OBJECTIVE | Tally the lines in these records that hold the string "JSON", and reply with the number alone.

DATASET |

-- Begin --

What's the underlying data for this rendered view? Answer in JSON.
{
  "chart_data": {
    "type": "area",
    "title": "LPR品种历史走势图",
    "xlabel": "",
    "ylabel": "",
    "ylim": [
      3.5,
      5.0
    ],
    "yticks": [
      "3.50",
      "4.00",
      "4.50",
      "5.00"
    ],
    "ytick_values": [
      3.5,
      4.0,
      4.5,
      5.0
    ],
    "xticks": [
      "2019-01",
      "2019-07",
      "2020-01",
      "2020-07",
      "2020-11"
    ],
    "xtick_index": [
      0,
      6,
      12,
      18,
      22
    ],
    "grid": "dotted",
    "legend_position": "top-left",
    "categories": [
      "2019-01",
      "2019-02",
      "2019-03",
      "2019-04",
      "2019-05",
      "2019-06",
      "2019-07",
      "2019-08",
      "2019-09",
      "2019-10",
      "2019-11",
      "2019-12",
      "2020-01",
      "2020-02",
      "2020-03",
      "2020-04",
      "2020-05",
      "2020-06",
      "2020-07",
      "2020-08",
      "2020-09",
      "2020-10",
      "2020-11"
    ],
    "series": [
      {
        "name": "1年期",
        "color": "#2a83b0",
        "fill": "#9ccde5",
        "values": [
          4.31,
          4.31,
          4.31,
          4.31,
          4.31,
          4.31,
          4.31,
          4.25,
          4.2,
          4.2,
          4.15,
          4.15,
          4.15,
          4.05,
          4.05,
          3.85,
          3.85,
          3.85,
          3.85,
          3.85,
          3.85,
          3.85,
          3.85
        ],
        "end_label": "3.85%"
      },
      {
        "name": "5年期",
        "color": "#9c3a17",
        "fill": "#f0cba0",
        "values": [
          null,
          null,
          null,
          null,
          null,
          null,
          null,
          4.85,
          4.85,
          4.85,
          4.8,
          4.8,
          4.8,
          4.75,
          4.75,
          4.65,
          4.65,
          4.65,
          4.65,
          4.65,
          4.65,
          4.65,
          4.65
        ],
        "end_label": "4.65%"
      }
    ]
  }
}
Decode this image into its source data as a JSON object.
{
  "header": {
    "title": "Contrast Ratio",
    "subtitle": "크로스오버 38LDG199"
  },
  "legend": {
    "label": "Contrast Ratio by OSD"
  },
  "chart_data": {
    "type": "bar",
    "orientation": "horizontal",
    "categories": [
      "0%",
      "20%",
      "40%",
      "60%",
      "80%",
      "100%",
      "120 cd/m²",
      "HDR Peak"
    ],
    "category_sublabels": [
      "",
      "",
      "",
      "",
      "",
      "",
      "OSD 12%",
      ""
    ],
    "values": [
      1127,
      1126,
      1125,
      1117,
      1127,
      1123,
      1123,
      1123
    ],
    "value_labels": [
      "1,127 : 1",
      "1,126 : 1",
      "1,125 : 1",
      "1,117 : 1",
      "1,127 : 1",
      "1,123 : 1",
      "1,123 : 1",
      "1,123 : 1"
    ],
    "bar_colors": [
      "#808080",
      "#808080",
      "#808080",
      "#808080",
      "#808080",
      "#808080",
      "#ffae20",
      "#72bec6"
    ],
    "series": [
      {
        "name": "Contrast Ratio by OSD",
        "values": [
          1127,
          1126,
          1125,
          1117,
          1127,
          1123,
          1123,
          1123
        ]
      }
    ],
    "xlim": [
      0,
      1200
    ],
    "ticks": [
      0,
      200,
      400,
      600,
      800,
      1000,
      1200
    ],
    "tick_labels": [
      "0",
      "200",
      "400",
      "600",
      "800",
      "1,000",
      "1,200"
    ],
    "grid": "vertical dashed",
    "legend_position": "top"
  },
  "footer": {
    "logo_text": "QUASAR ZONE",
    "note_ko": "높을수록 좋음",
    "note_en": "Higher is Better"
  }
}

-- End --

WRITTEN ANSWER | 2